Task to carry out:
Copy out the listing below verbatim, keeping every line and character unchanged.

──────── Record set

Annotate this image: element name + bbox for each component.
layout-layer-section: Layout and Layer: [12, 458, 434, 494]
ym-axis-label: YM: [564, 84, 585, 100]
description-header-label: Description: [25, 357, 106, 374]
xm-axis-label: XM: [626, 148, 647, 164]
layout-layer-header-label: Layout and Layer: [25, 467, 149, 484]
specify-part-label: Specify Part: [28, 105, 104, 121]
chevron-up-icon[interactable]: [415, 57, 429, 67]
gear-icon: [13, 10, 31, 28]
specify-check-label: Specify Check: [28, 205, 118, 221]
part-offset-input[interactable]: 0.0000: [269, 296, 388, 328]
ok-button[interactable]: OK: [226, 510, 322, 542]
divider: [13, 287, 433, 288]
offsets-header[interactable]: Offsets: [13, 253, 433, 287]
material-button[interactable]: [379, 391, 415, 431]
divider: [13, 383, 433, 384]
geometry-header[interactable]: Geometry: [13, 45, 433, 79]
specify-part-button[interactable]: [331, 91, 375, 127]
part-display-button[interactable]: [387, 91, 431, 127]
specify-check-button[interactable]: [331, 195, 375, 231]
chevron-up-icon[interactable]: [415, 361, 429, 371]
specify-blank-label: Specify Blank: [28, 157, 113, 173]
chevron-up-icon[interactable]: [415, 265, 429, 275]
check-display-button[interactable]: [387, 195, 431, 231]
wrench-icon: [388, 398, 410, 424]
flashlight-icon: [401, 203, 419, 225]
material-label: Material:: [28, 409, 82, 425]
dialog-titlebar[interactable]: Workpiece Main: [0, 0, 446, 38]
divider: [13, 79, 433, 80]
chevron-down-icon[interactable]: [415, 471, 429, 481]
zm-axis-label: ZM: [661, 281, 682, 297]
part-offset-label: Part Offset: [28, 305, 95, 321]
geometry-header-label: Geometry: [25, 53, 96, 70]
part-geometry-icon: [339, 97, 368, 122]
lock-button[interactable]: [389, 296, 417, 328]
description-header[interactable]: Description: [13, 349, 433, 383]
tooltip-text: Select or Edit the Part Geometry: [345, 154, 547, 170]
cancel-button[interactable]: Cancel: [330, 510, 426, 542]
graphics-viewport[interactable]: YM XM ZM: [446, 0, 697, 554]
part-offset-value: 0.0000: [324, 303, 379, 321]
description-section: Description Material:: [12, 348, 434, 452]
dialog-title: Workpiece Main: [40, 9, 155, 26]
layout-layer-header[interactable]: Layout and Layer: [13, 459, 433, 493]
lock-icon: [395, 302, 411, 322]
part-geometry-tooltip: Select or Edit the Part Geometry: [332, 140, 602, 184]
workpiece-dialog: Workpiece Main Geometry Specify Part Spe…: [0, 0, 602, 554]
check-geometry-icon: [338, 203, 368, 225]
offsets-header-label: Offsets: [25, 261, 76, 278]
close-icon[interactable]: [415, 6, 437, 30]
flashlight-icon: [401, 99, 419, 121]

────────────────

Result:
Annotate this image: element name + bbox for each component.
layout-layer-section: Layout and Layer: [12, 458, 434, 494]
ym-axis-label: YM: [564, 84, 585, 100]
description-header-label: Description: [25, 357, 106, 374]
xm-axis-label: XM: [626, 148, 647, 164]
layout-layer-header-label: Layout and Layer: [25, 467, 149, 484]
specify-part-label: Specify Part: [28, 105, 104, 121]
chevron-up-icon[interactable]: [415, 57, 429, 67]
gear-icon: [13, 10, 31, 28]
specify-check-label: Specify Check: [28, 205, 118, 221]
part-offset-input[interactable]: 0.0000: [269, 296, 388, 328]
ok-button[interactable]: OK: [226, 510, 322, 542]
divider: [13, 287, 433, 288]
offsets-header[interactable]: Offsets: [13, 253, 433, 287]
material-button[interactable]: [379, 391, 415, 431]
divider: [13, 383, 433, 384]
geometry-header[interactable]: Geometry: [13, 45, 433, 79]
specify-part-button[interactable]: [331, 91, 375, 127]
part-display-button[interactable]: [387, 91, 431, 127]
specify-check-button[interactable]: [331, 195, 375, 231]
chevron-up-icon[interactable]: [415, 361, 429, 371]
specify-blank-label: Specify Blank: [28, 157, 113, 173]
chevron-up-icon[interactable]: [415, 265, 429, 275]
check-display-button[interactable]: [387, 195, 431, 231]
wrench-icon: [388, 398, 410, 424]
flashlight-icon: [401, 203, 419, 225]
material-label: Material:: [28, 409, 82, 425]
dialog-titlebar[interactable]: Workpiece Main: [0, 0, 446, 38]
divider: [13, 79, 433, 80]
chevron-down-icon[interactable]: [415, 471, 429, 481]
zm-axis-label: ZM: [661, 281, 682, 297]
part-offset-label: Part Offset: [28, 305, 95, 321]
geometry-header-label: Geometry: [25, 53, 96, 70]
part-geometry-icon: [339, 97, 368, 122]
lock-button[interactable]: [389, 296, 417, 328]
description-header[interactable]: Description: [13, 349, 433, 383]
tooltip-text: Select or Edit the Part Geometry: [345, 154, 547, 170]
cancel-button[interactable]: Cancel: [330, 510, 426, 542]
graphics-viewport[interactable]: YM XM ZM: [446, 0, 697, 554]
part-offset-value: 0.0000: [324, 303, 379, 321]
description-section: Description Material:: [12, 348, 434, 452]
dialog-title: Workpiece Main: [40, 9, 155, 26]
layout-layer-header[interactable]: Layout and Layer: [13, 459, 433, 493]
lock-icon: [395, 302, 411, 322]
part-geometry-tooltip: Select or Edit the Part Geometry: [332, 140, 602, 184]
workpiece-dialog: Workpiece Main Geometry Specify Part Spe…: [0, 0, 602, 554]
check-geometry-icon: [338, 203, 368, 225]
offsets-header-label: Offsets: [25, 261, 76, 278]
close-icon[interactable]: [415, 6, 437, 30]
flashlight-icon: [401, 99, 419, 121]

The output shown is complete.